## Data supplied
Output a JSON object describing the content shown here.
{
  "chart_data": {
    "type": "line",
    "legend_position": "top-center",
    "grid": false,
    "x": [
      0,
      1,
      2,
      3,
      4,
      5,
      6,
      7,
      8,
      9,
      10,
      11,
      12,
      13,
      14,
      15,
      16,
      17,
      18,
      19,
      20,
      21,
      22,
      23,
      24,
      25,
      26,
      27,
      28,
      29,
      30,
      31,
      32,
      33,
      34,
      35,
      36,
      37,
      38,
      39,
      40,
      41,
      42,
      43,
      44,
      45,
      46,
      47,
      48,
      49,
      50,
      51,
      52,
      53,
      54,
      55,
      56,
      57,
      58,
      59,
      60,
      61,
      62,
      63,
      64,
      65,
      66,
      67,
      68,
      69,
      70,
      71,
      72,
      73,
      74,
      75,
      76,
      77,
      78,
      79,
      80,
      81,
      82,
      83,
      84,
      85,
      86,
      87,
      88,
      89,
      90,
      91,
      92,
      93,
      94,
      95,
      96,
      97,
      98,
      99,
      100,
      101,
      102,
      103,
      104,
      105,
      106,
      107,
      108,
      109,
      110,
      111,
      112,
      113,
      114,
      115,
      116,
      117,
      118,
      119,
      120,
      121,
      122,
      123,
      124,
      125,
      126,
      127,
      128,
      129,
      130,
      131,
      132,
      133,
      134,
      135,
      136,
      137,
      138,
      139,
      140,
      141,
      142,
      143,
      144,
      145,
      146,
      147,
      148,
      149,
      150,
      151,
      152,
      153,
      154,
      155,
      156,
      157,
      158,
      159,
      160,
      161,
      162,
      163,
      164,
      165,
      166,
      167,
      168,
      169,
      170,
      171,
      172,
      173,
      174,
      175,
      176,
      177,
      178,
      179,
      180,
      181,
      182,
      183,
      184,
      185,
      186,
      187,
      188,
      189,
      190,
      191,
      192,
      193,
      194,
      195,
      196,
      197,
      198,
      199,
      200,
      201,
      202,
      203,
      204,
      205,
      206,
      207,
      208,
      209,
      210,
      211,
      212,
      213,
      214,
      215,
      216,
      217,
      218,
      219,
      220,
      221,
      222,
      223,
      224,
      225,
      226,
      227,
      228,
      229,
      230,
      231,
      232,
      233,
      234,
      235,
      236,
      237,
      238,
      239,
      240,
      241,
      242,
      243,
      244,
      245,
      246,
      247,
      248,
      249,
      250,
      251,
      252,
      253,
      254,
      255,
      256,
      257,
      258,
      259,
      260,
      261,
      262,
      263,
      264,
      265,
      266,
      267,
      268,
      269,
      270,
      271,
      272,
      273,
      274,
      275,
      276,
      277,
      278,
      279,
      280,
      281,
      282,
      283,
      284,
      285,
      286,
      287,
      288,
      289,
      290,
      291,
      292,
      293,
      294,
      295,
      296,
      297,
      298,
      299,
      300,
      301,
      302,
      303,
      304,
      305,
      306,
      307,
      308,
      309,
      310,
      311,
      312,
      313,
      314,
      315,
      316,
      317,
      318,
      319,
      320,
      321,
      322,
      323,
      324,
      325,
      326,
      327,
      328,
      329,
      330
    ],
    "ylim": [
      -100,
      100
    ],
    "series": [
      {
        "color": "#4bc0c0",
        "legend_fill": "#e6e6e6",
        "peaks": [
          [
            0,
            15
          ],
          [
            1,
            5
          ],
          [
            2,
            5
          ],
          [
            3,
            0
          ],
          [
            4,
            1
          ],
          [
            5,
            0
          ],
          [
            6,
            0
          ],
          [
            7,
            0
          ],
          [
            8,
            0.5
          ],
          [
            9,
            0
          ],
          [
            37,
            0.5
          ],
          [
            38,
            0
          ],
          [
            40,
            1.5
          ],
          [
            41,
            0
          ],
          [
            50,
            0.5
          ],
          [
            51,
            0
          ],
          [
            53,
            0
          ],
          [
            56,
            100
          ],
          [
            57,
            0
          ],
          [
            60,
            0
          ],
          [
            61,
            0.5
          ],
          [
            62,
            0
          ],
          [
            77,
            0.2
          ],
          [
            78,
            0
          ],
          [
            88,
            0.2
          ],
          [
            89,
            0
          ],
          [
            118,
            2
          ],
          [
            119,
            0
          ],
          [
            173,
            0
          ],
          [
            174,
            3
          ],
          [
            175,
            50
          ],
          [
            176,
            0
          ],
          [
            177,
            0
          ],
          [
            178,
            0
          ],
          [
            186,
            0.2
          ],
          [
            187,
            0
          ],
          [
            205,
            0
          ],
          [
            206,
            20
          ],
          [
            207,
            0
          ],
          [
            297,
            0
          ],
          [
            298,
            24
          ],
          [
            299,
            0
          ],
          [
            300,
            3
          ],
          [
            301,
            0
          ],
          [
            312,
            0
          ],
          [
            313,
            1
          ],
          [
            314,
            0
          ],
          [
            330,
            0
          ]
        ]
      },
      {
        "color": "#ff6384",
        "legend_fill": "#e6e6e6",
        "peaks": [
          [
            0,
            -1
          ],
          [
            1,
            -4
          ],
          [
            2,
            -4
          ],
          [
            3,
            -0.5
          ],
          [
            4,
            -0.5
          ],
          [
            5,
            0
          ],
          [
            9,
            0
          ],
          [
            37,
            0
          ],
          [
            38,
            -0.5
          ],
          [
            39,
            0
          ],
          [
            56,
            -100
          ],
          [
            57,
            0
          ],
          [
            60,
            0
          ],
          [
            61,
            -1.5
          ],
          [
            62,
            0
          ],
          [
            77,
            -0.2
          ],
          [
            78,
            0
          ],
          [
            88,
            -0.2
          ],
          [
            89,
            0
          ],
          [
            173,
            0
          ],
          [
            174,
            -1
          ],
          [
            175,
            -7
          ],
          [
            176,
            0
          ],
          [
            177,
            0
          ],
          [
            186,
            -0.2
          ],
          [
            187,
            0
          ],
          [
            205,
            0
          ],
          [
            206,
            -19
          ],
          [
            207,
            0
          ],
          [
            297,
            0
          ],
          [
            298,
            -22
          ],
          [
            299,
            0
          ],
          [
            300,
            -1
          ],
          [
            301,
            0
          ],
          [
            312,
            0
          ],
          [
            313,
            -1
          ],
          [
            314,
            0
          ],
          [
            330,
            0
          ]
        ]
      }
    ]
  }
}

## Your instructions
Set down the entries verbatim, leaving none out.

## The completed task
Output a JSON object describing the content shown here.
{
  "chart_data": {
    "type": "line",
    "legend_position": "top-center",
    "grid": false,
    "x": [
      0,
      1,
      2,
      3,
      4,
      5,
      6,
      7,
      8,
      9,
      10,
      11,
      12,
      13,
      14,
      15,
      16,
      17,
      18,
      19,
      20,
      21,
      22,
      23,
      24,
      25,
      26,
      27,
      28,
      29,
      30,
      31,
      32,
      33,
      34,
      35,
      36,
      37,
      38,
      39,
      40,
      41,
      42,
      43,
      44,
      45,
      46,
      47,
      48,
      49,
      50,
      51,
      52,
      53,
      54,
      55,
      56,
      57,
      58,
      59,
      60,
      61,
      62,
      63,
      64,
      65,
      66,
      67,
      68,
      69,
      70,
      71,
      72,
      73,
      74,
      75,
      76,
      77,
      78,
      79,
      80,
      81,
      82,
      83,
      84,
      85,
      86,
      87,
      88,
      89,
      90,
      91,
      92,
      93,
      94,
      95,
      96,
      97,
      98,
      99,
      100,
      101,
      102,
      103,
      104,
      105,
      106,
      107,
      108,
      109,
      110,
      111,
      112,
      113,
      114,
      115,
      116,
      117,
      118,
      119,
      120,
      121,
      122,
      123,
      124,
      125,
      126,
      127,
      128,
      129,
      130,
      131,
      132,
      133,
      134,
      135,
      136,
      137,
      138,
      139,
      140,
      141,
      142,
      143,
      144,
      145,
      146,
      147,
      148,
      149,
      150,
      151,
      152,
      153,
      154,
      155,
      156,
      157,
      158,
      159,
      160,
      161,
      162,
      163,
      164,
      165,
      166,
      167,
      168,
      169,
      170,
      171,
      172,
      173,
      174,
      175,
      176,
      177,
      178,
      179,
      180,
      181,
      182,
      183,
      184,
      185,
      186,
      187,
      188,
      189,
      190,
      191,
      192,
      193,
      194,
      195,
      196,
      197,
      198,
      199,
      200,
      201,
      202,
      203,
      204,
      205,
      206,
      207,
      208,
      209,
      210,
      211,
      212,
      213,
      214,
      215,
      216,
      217,
      218,
      219,
      220,
      221,
      222,
      223,
      224,
      225,
      226,
      227,
      228,
      229,
      230,
      231,
      232,
      233,
      234,
      235,
      236,
      237,
      238,
      239,
      240,
      241,
      242,
      243,
      244,
      245,
      246,
      247,
      248,
      249,
      250,
      251,
      252,
      253,
      254,
      255,
      256,
      257,
      258,
      259,
      260,
      261,
      262,
      263,
      264,
      265,
      266,
      267,
      268,
      269,
      270,
      271,
      272,
      273,
      274,
      275,
      276,
      277,
      278,
      279,
      280,
      281,
      282,
      283,
      284,
      285,
      286,
      287,
      288,
      289,
      290,
      291,
      292,
      293,
      294,
      295,
      296,
      297,
      298,
      299,
      300,
      301,
      302,
      303,
      304,
      305,
      306,
      307,
      308,
      309,
      310,
      311,
      312,
      313,
      314,
      315,
      316,
      317,
      318,
      319,
      320,
      321,
      322,
      323,
      324,
      325,
      326,
      327,
      328,
      329,
      330
    ],
    "ylim": [
      -100,
      100
    ],
    "series": [
      {
        "color": "#4bc0c0",
        "legend_fill": "#e6e6e6",
        "peaks": [
          [
            0,
            15
          ],
          [
            1,
            5
          ],
          [
            2,
            5
          ],
          [
            3,
            0
          ],
          [
            4,
            1
          ],
          [
            5,
            0
          ],
          [
            6,
            0
          ],
          [
            7,
            0
          ],
          [
            8,
            0.5
          ],
          [
            9,
            0
          ],
          [
            37,
            0.5
          ],
          [
            38,
            0
          ],
          [
            40,
            1.5
          ],
          [
            41,
            0
          ],
          [
            50,
            0.5
          ],
          [
            51,
            0
          ],
          [
            53,
            0
          ],
          [
            56,
            100
          ],
          [
            57,
            0
          ],
          [
            60,
            0
          ],
          [
            61,
            0.5
          ],
          [
            62,
            0
          ],
          [
            77,
            0.2
          ],
          [
            78,
            0
          ],
          [
            88,
            0.2
          ],
          [
            89,
            0
          ],
          [
            118,
            2
          ],
          [
            119,
            0
          ],
          [
            173,
            0
          ],
          [
            174,
            3
          ],
          [
            175,
            50
          ],
          [
            176,
            0
          ],
          [
            177,
            0
          ],
          [
            178,
            0
          ],
          [
            186,
            0.2
          ],
          [
            187,
            0
          ],
          [
            205,
            0
          ],
          [
            206,
            20
          ],
          [
            207,
            0
          ],
          [
            297,
            0
          ],
          [
            298,
            24
          ],
          [
            299,
            0
          ],
          [
            300,
            3
          ],
          [
            301,
            0
          ],
          [
            312,
            0
          ],
          [
            313,
            1
          ],
          [
            314,
            0
          ],
          [
            330,
            0
          ]
        ]
      },
      {
        "color": "#ff6384",
        "legend_fill": "#e6e6e6",
        "peaks": [
          [
            0,
            -1
          ],
          [
            1,
            -4
          ],
          [
            2,
            -4
          ],
          [
            3,
            -0.5
          ],
          [
            4,
            -0.5
          ],
          [
            5,
            0
          ],
          [
            9,
            0
          ],
          [
            37,
            0
          ],
          [
            38,
            -0.5
          ],
          [
            39,
            0
          ],
          [
            56,
            -100
          ],
          [
            57,
            0
          ],
          [
            60,
            0
          ],
          [
            61,
            -1.5
          ],
          [
            62,
            0
          ],
          [
            77,
            -0.2
          ],
          [
            78,
            0
          ],
          [
            88,
            -0.2
          ],
          [
            89,
            0
          ],
          [
            173,
            0
          ],
          [
            174,
            -1
          ],
          [
            175,
            -7
          ],
          [
            176,
            0
          ],
          [
            177,
            0
          ],
          [
            186,
            -0.2
          ],
          [
            187,
            0
          ],
          [
            205,
            0
          ],
          [
            206,
            -19
          ],
          [
            207,
            0
          ],
          [
            297,
            0
          ],
          [
            298,
            -22
          ],
          [
            299,
            0
          ],
          [
            300,
            -1
          ],
          [
            301,
            0
          ],
          [
            312,
            0
          ],
          [
            313,
            -1
          ],
          [
            314,
            0
          ],
          [
            330,
            0
          ]
        ]
      }
    ]
  }
}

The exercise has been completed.